> What you will do
Return every record below exactly as written, omitting any pictures.
## start Records provided
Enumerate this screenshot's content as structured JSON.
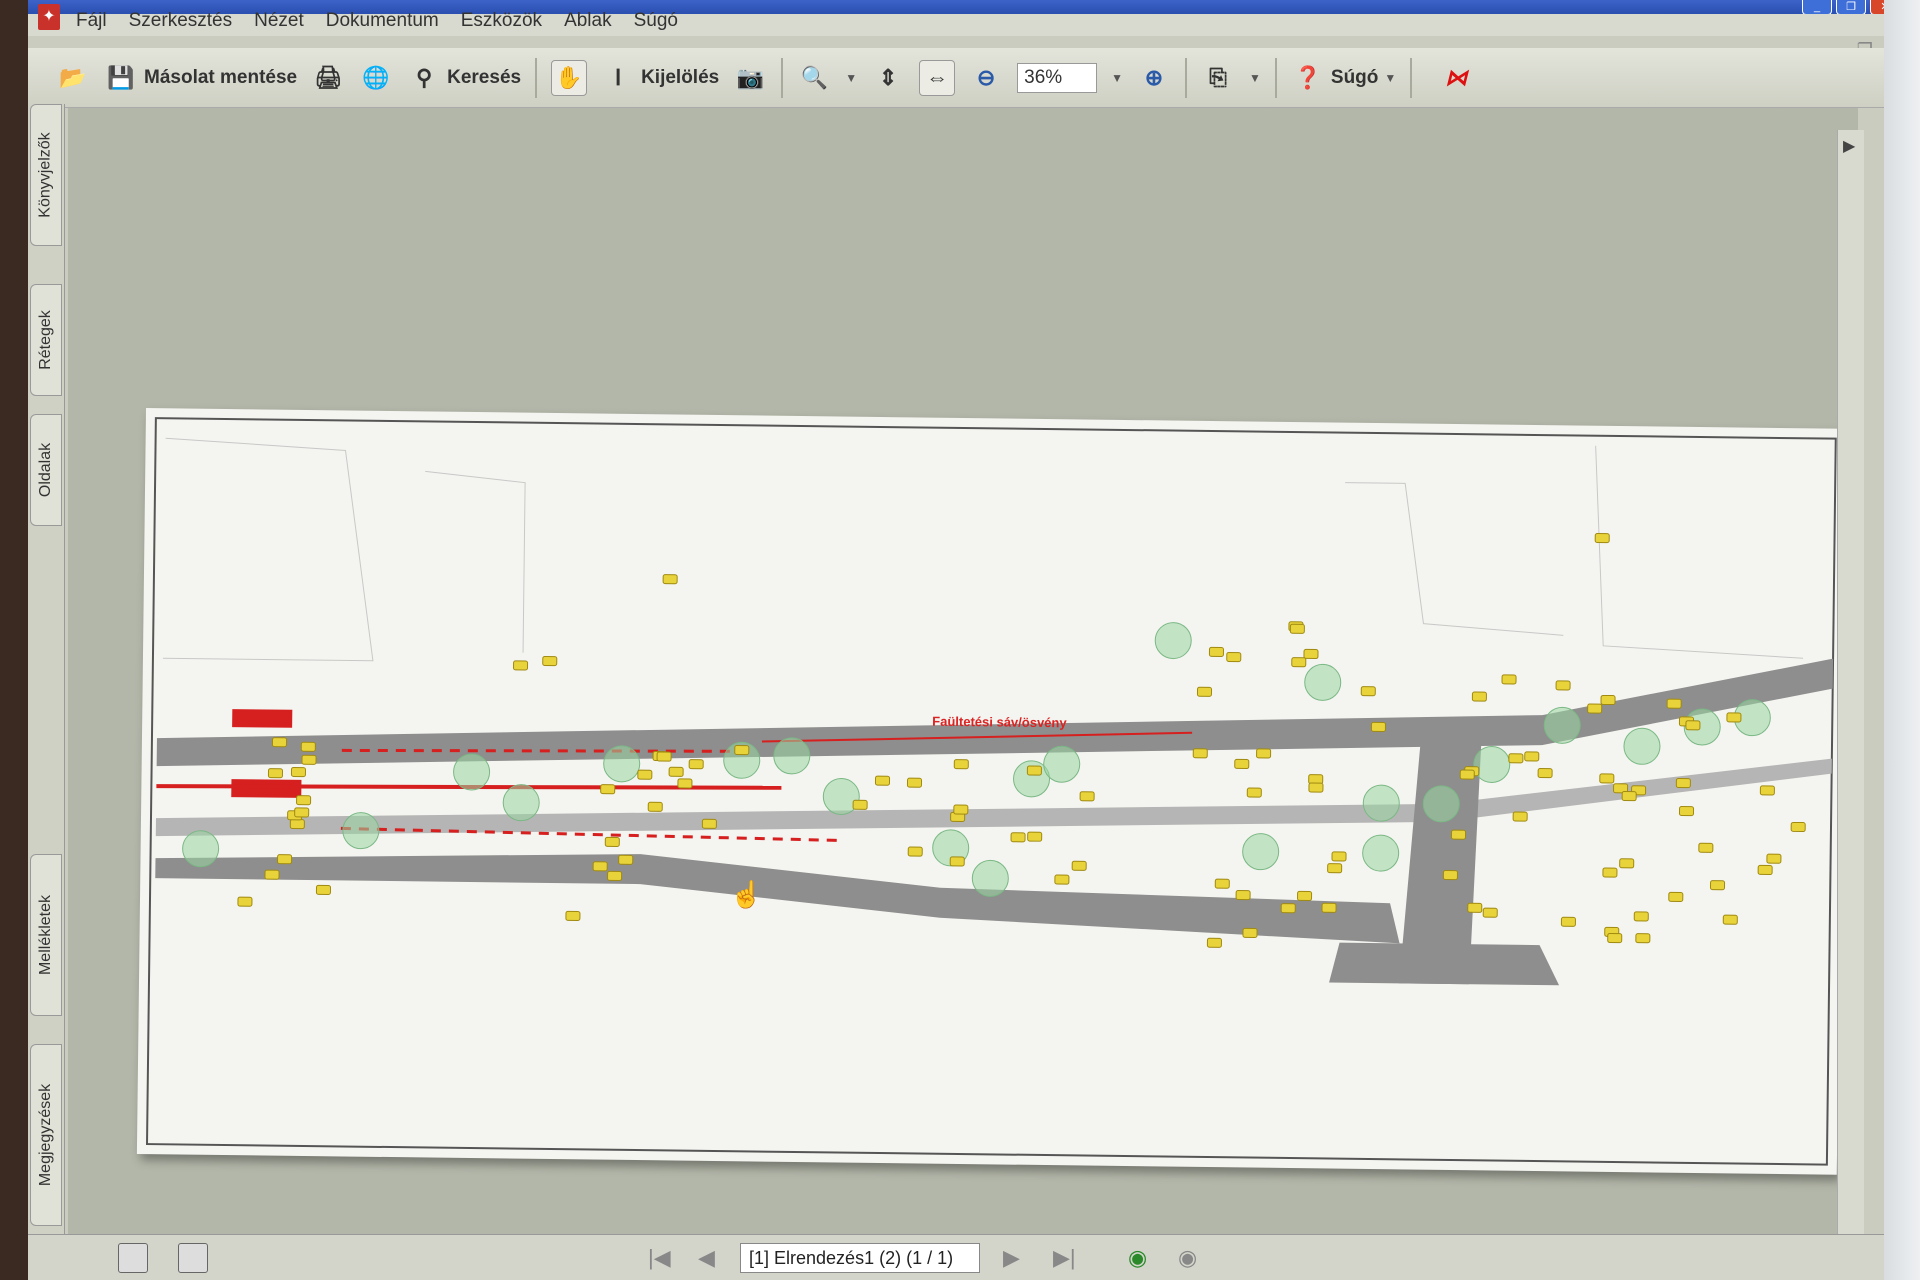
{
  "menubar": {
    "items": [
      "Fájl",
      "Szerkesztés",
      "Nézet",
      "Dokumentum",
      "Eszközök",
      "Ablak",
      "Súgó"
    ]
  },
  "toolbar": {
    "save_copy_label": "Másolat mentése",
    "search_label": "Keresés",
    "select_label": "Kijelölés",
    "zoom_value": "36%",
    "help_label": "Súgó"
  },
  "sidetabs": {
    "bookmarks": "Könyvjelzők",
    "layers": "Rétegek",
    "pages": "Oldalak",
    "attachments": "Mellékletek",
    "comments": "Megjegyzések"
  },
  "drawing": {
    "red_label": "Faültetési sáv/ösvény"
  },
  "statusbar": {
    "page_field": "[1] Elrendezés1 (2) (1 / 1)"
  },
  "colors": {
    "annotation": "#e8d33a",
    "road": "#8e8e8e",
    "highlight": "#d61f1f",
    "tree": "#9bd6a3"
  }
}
## end Records provided
> Correct answer
Enumerate this screenshot's content as structured JSON.
{
  "menubar": {
    "items": [
      "Fájl",
      "Szerkesztés",
      "Nézet",
      "Dokumentum",
      "Eszközök",
      "Ablak",
      "Súgó"
    ]
  },
  "toolbar": {
    "save_copy_label": "Másolat mentése",
    "search_label": "Keresés",
    "select_label": "Kijelölés",
    "zoom_value": "36%",
    "help_label": "Súgó"
  },
  "sidetabs": {
    "bookmarks": "Könyvjelzők",
    "layers": "Rétegek",
    "pages": "Oldalak",
    "attachments": "Mellékletek",
    "comments": "Megjegyzések"
  },
  "drawing": {
    "red_label": "Faültetési sáv/ösvény"
  },
  "statusbar": {
    "page_field": "[1] Elrendezés1 (2) (1 / 1)"
  },
  "colors": {
    "annotation": "#e8d33a",
    "road": "#8e8e8e",
    "highlight": "#d61f1f",
    "tree": "#9bd6a3"
  }
}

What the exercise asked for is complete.